(Stored data)
__________________________________________________
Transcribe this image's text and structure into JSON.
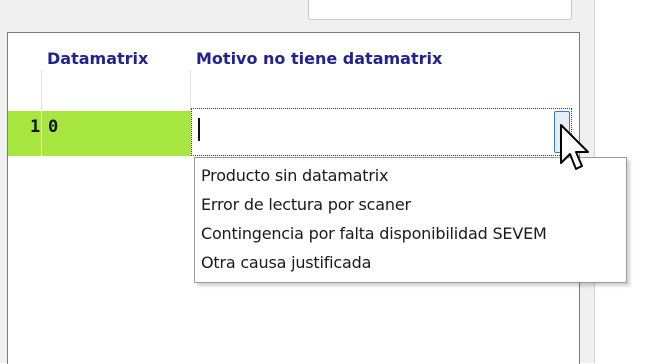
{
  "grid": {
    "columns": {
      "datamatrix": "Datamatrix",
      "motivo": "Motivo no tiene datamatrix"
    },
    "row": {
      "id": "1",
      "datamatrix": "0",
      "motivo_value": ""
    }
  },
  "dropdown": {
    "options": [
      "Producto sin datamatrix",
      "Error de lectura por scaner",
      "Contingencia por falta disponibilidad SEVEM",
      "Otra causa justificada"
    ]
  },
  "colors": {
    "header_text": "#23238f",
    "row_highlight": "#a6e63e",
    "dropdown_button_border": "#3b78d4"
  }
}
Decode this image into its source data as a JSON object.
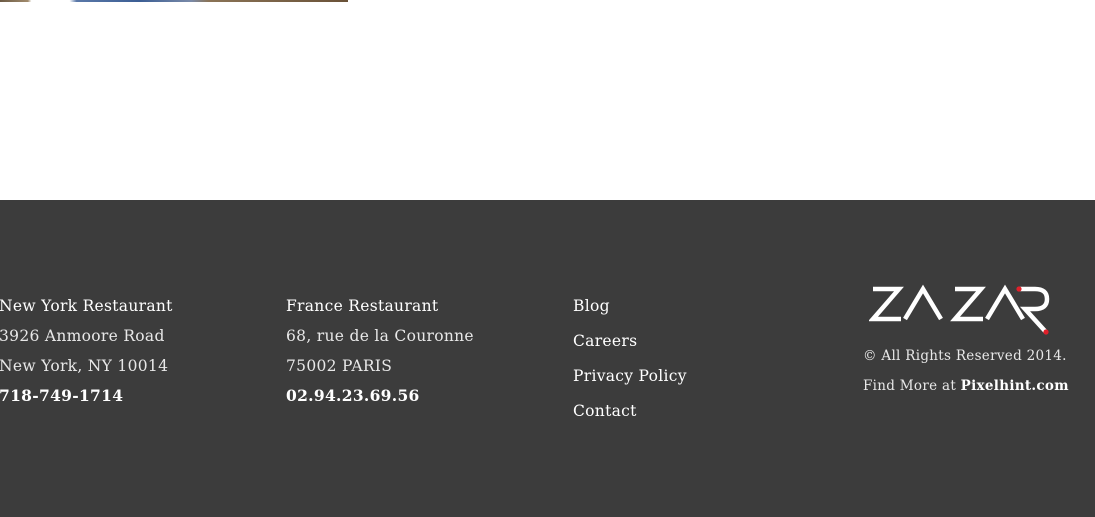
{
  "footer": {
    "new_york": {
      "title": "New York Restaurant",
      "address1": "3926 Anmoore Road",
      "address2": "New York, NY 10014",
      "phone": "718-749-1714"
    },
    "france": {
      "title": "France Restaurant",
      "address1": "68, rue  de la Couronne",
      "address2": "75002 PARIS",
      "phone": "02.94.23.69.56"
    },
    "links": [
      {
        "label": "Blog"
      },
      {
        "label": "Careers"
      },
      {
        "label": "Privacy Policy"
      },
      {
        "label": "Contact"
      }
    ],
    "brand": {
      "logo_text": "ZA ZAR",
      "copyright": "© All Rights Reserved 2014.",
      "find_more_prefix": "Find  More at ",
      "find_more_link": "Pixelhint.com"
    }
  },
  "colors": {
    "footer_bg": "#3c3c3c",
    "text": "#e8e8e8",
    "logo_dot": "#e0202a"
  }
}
__________________________________________________
### WHAT THE TASK ASKS
Pick out the lines above that hold the string "this" and show them.

### SOLUTION TO THE EXERCISE
Transcribe this image's text and structure into JSON.
Decode this image into its source data as a JSON object.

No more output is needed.